*** INFORMATION SHOWN Section Begins ***
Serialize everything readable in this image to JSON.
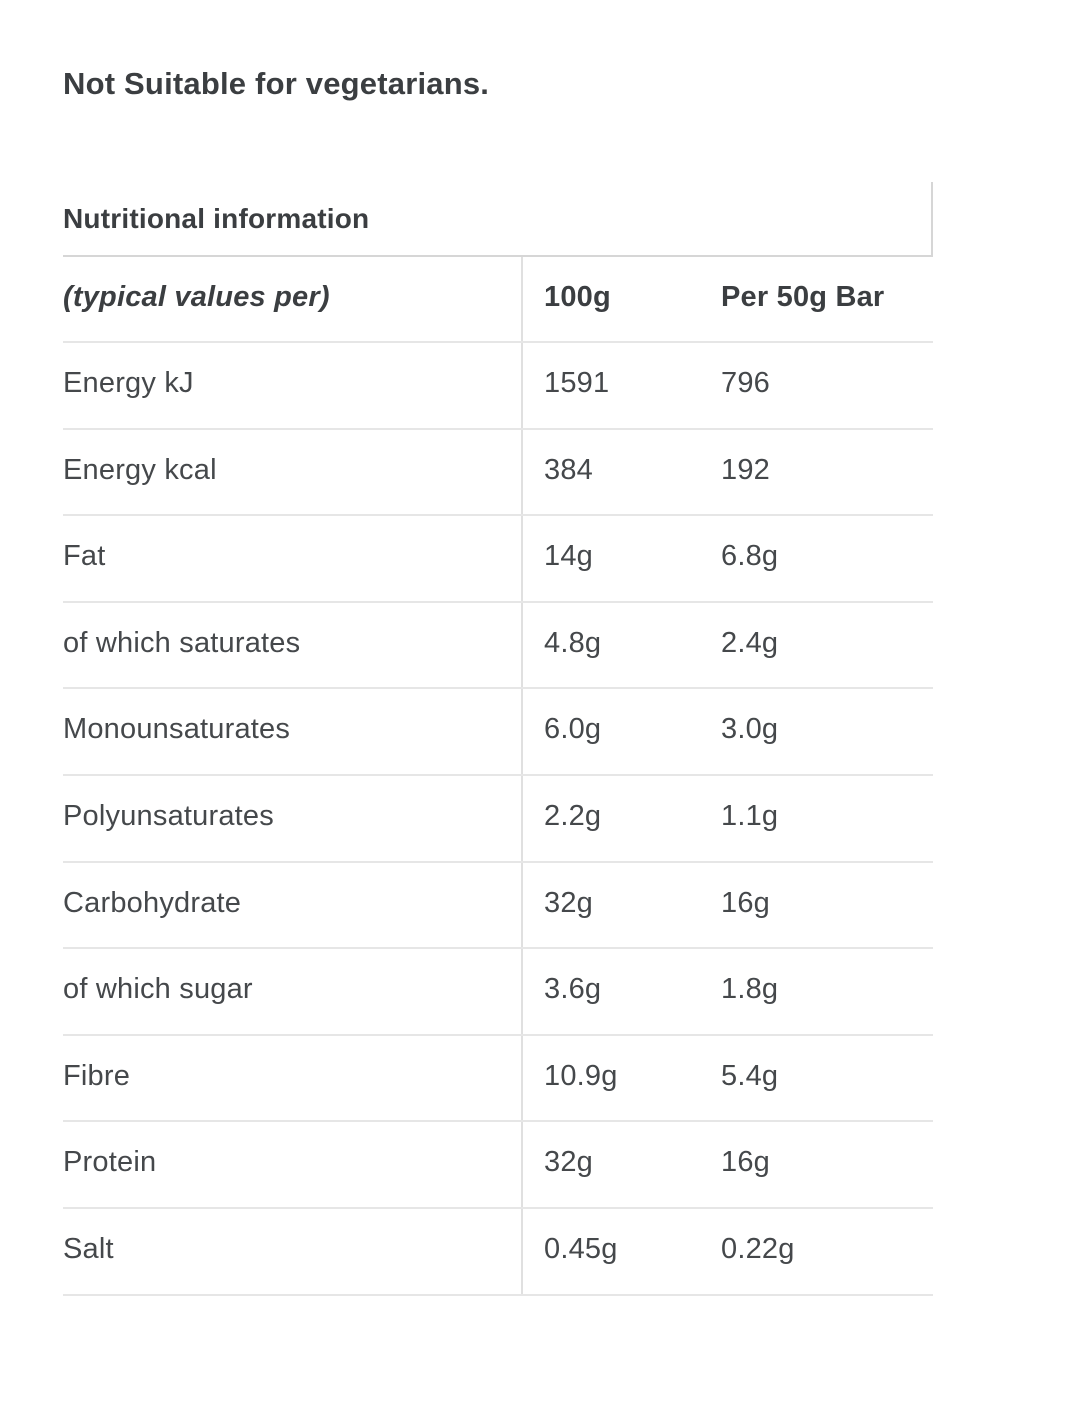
{
  "page": {
    "suitability_note": "Not Suitable for vegetarians.",
    "section_title": "Nutritional information"
  },
  "table": {
    "header": {
      "label": "(typical values per)",
      "per_100g": "100g",
      "per_50g_bar": "Per 50g Bar"
    },
    "rows": [
      {
        "label": "Energy kJ",
        "per_100g": "1591",
        "per_50g_bar": "796"
      },
      {
        "label": "Energy kcal",
        "per_100g": "384",
        "per_50g_bar": "192"
      },
      {
        "label": "Fat",
        "per_100g": "14g",
        "per_50g_bar": "6.8g"
      },
      {
        "label": "of which saturates",
        "per_100g": "4.8g",
        "per_50g_bar": "2.4g"
      },
      {
        "label": "Monounsaturates",
        "per_100g": "6.0g",
        "per_50g_bar": "3.0g"
      },
      {
        "label": "Polyunsaturates",
        "per_100g": "2.2g",
        "per_50g_bar": "1.1g"
      },
      {
        "label": "Carbohydrate",
        "per_100g": "32g",
        "per_50g_bar": "16g"
      },
      {
        "label": "of which sugar",
        "per_100g": "3.6g",
        "per_50g_bar": "1.8g"
      },
      {
        "label": "Fibre",
        "per_100g": "10.9g",
        "per_50g_bar": "5.4g"
      },
      {
        "label": "Protein",
        "per_100g": "32g",
        "per_50g_bar": "16g"
      },
      {
        "label": "Salt",
        "per_100g": "0.45g",
        "per_50g_bar": "0.22g"
      }
    ]
  },
  "colors": {
    "text_primary": "#3b3e41",
    "text_body": "#45484b",
    "border_header": "#d6d6d6",
    "border_row": "#e6e6e6",
    "border_divider": "#e0e0e0",
    "background": "#ffffff"
  }
}
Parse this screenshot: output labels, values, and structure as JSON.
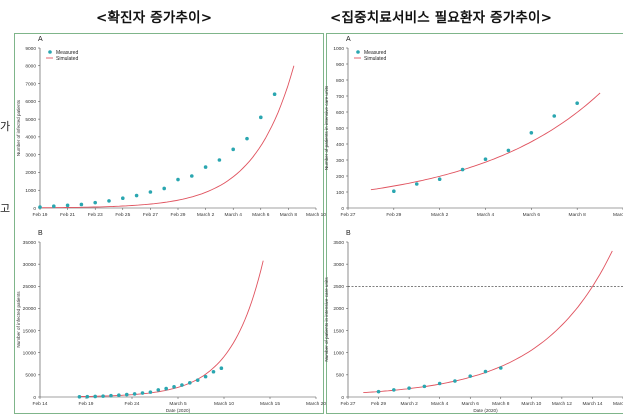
{
  "headings": {
    "left": "<확진자 증가추이>",
    "right": "<집중치료서비스 필요환자 증가추이>"
  },
  "edge_fragments": {
    "first": "가",
    "second": "고"
  },
  "colors": {
    "measured": "#2aa6b0",
    "simulated": "#e0535f",
    "frame": "#7fb58a"
  },
  "chart_data": [
    {
      "panel": "A",
      "type": "scatter",
      "ylabel": "Number of infected patients",
      "xlabel": "",
      "legend": [
        "Measured",
        "Simulated"
      ],
      "xticks": [
        "Feb 19",
        "Feb 21",
        "Feb 23",
        "Feb 25",
        "Feb 27",
        "Feb 29",
        "March 2",
        "March 4",
        "March 6",
        "March 8",
        "March 10"
      ],
      "yticks": [
        "0",
        "1000",
        "2000",
        "3000",
        "4000",
        "5000",
        "6000",
        "7000",
        "8000",
        "9000"
      ],
      "xlim": [
        0,
        20
      ],
      "ylim": [
        0,
        9000
      ],
      "series": [
        {
          "name": "Measured",
          "x": [
            0,
            1,
            2,
            3,
            4,
            5,
            6,
            7,
            8,
            9,
            10,
            11,
            12,
            13,
            14,
            15,
            16,
            17,
            18
          ],
          "y": [
            50,
            100,
            150,
            200,
            300,
            400,
            550,
            700,
            900,
            1100,
            1600,
            1800,
            2300,
            2700,
            3300,
            3900,
            5100,
            6400,
            null
          ]
        },
        {
          "name": "Simulated",
          "curve": "exp",
          "a": 14,
          "b": 0.345,
          "x_range": [
            0,
            18.4
          ]
        }
      ]
    },
    {
      "panel": "A",
      "type": "scatter",
      "ylabel": "Number of patients in intensive care units",
      "xlabel": "",
      "legend": [
        "Measured",
        "Simulated"
      ],
      "xticks": [
        "Feb 27",
        "Feb 29",
        "March 2",
        "March 4",
        "March 6",
        "March 8",
        "March 10"
      ],
      "yticks": [
        "0",
        "100",
        "200",
        "300",
        "400",
        "500",
        "600",
        "700",
        "800",
        "900",
        "1000"
      ],
      "xlim": [
        0,
        12
      ],
      "ylim": [
        0,
        1000
      ],
      "series": [
        {
          "name": "Measured",
          "x": [
            2,
            3,
            4,
            5,
            6,
            7,
            8,
            9,
            10
          ],
          "y": [
            105,
            150,
            180,
            240,
            305,
            360,
            470,
            575,
            655
          ]
        },
        {
          "name": "Simulated",
          "curve": "exp",
          "a": 95,
          "b": 0.184,
          "x_range": [
            1,
            11
          ]
        }
      ]
    },
    {
      "panel": "B",
      "type": "scatter",
      "ylabel": "Number of infected patients",
      "xlabel": "Date (2020)",
      "legend": [],
      "xticks": [
        "Feb 14",
        "Feb 19",
        "Feb 24",
        "March 5",
        "March 10",
        "March 15",
        "March 20"
      ],
      "yticks": [
        "0",
        "5000",
        "10000",
        "15000",
        "20000",
        "25000",
        "30000",
        "35000"
      ],
      "xlim": [
        0,
        35
      ],
      "ylim": [
        0,
        35000
      ],
      "series": [
        {
          "name": "Measured",
          "x": [
            5,
            6,
            7,
            8,
            9,
            10,
            11,
            12,
            13,
            14,
            15,
            16,
            17,
            18,
            19,
            20,
            21,
            22,
            23
          ],
          "y": [
            50,
            80,
            120,
            200,
            300,
            400,
            550,
            700,
            900,
            1100,
            1600,
            1900,
            2300,
            2700,
            3200,
            3800,
            4600,
            5700,
            6500
          ]
        },
        {
          "name": "Simulated",
          "curve": "exp",
          "a": 30,
          "b": 0.245,
          "x_range": [
            5,
            28.3
          ]
        }
      ]
    },
    {
      "panel": "B",
      "type": "scatter",
      "ylabel": "Number of patients in intensive care units",
      "xlabel": "Date (2020)",
      "legend": [],
      "xticks": [
        "Feb 27",
        "Feb 29",
        "March 2",
        "March 4",
        "March 6",
        "March 8",
        "March 10",
        "March 12",
        "March 14",
        "March 16"
      ],
      "yticks": [
        "0",
        "500",
        "1000",
        "1500",
        "2000",
        "2500",
        "3000",
        "3500"
      ],
      "xlim": [
        0,
        18
      ],
      "ylim": [
        0,
        3500
      ],
      "reference_line": 2500,
      "series": [
        {
          "name": "Measured",
          "x": [
            2,
            3,
            4,
            5,
            6,
            7,
            8,
            9,
            10
          ],
          "y": [
            120,
            160,
            200,
            240,
            305,
            360,
            470,
            575,
            655
          ]
        },
        {
          "name": "Simulated",
          "curve": "exp",
          "a": 80,
          "b": 0.215,
          "x_range": [
            1,
            17.3
          ]
        }
      ]
    }
  ]
}
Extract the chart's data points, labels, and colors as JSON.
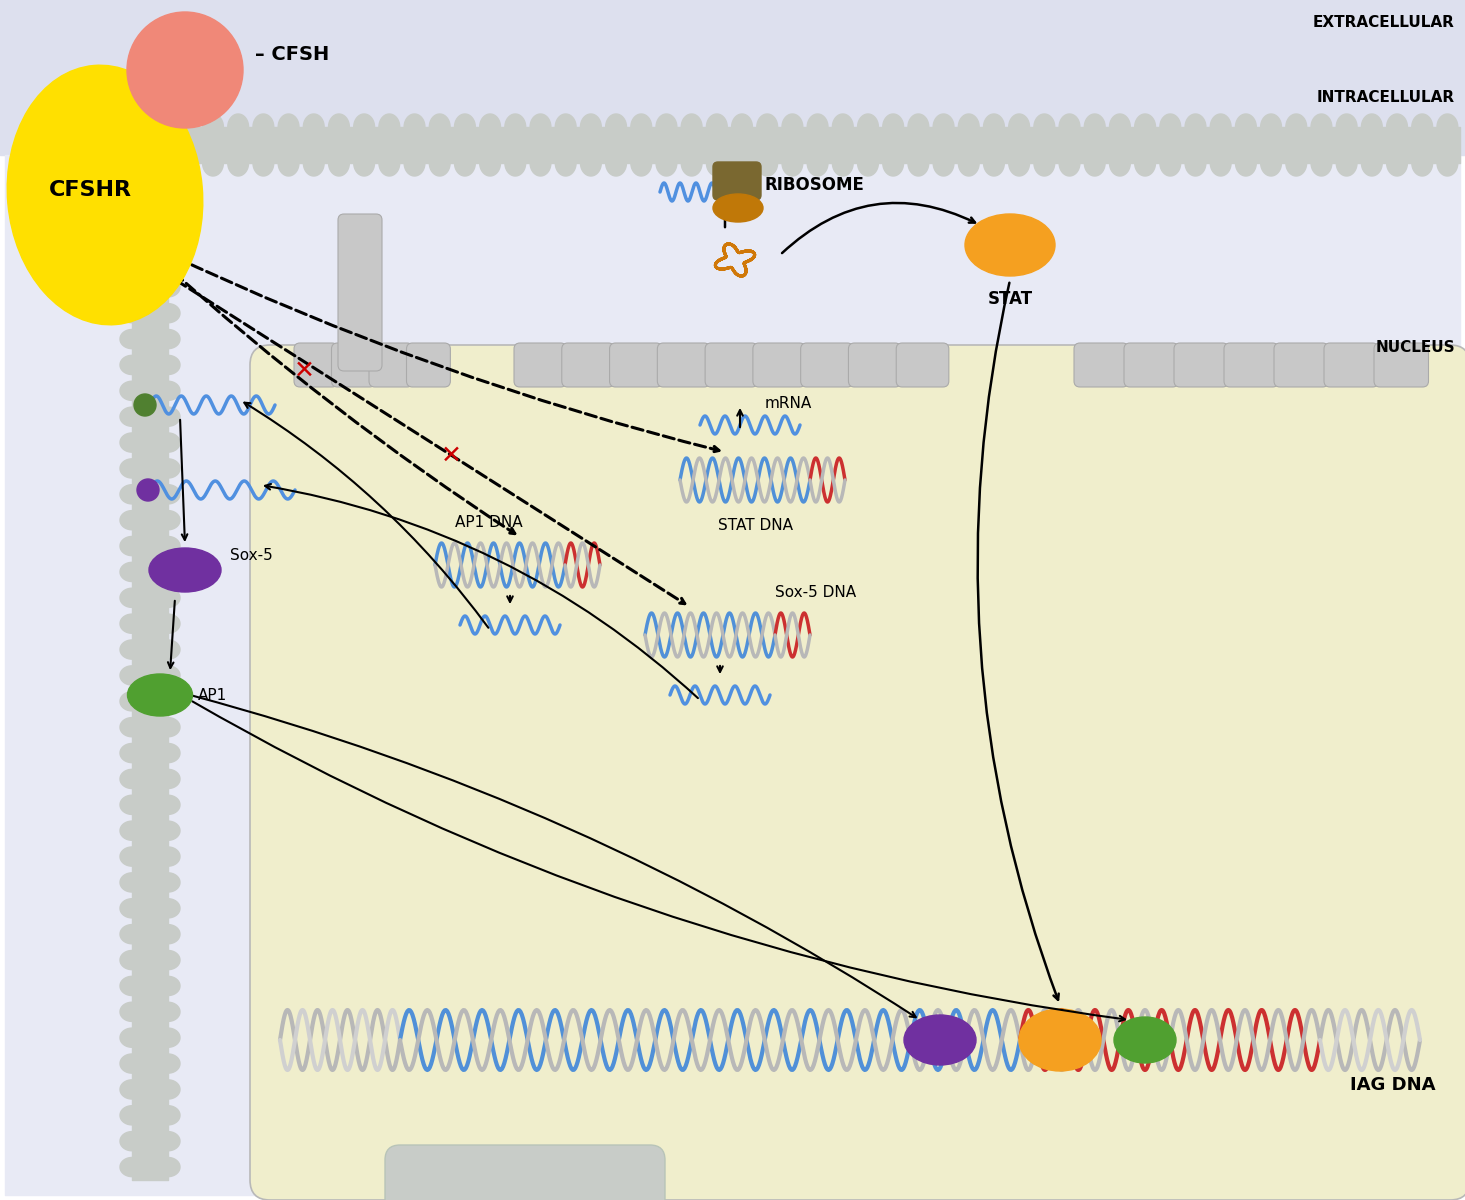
*** INFORMATION SHOWN Section Ends ***
Go through the listing above and copy each line where the string "JSON" appears.

Serialize everything readable in this image to JSON.
Parse this screenshot: output labels, values, and structure as JSON.
Extract the chart's data points, labels, and colors as JSON.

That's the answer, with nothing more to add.